— EXERCISE INSTRUCTIONS —
Reproduce, word for word, the stretch of the forum reply on SharePoint crawl connections from "Posted by Karl" through "the Sharepoint instances.".

Re: Sharepoint Job - Incremental Crawling

Posted by Karl Wright <da...@gmail.com>.
Hi Guarav,

The number of connections you permit should depend on the resources on the
Sharepoint instance you're crawling.  ManifoldCF will limit the number of
connections to that instance to the number you select.  Making it larger
might help if there's a lot of resources on the SharePoint side, but in my
experience that's usually not realistic and just increasing the connection
count can even have a paradoxical effect.  So that will require a back and
forth with the people running the Sharepoint instances.

— RAW DATA —

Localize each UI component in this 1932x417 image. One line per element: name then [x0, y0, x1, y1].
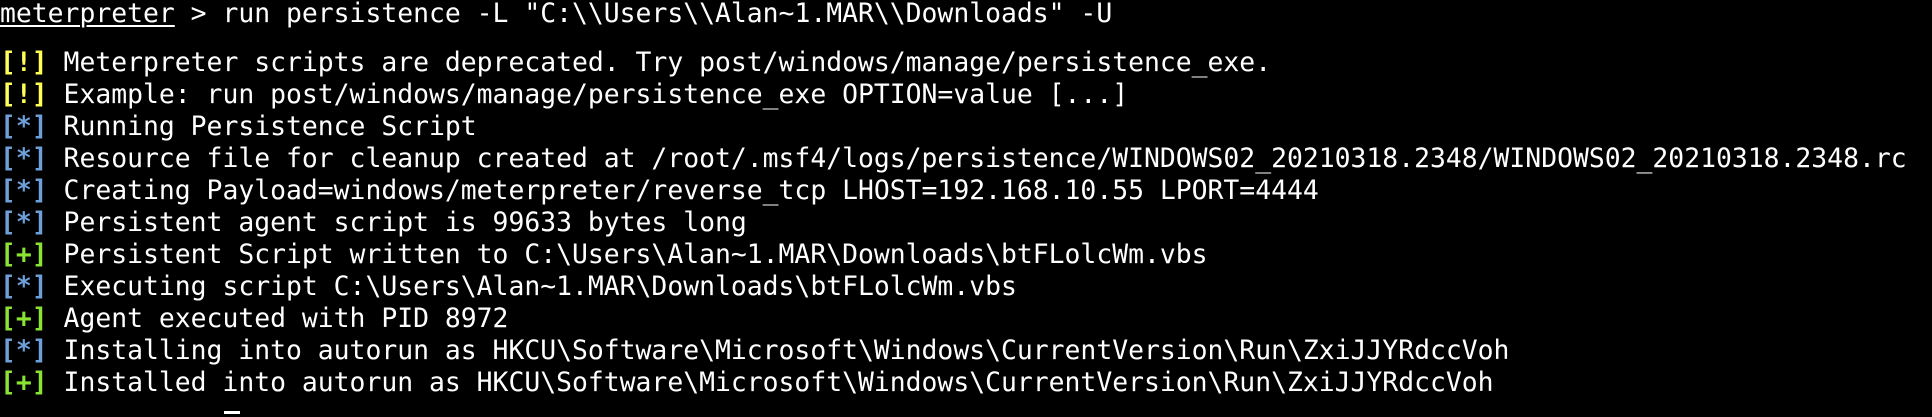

— IN RESPONSE —
Posted by Karl Wright <da...@gmail.com>.
Hi Guarav,

The number of connections you permit should depend on the resources on the
Sharepoint instance you're crawling.  ManifoldCF will limit the number of
connections to that instance to the number you select.  Making it larger
might help if there's a lot of resources on the SharePoint side, but in my
experience that's usually not realistic and just increasing the connection
count can even have a paradoxical effect.  So that will require a back and
forth with the people running the Sharepoint instances.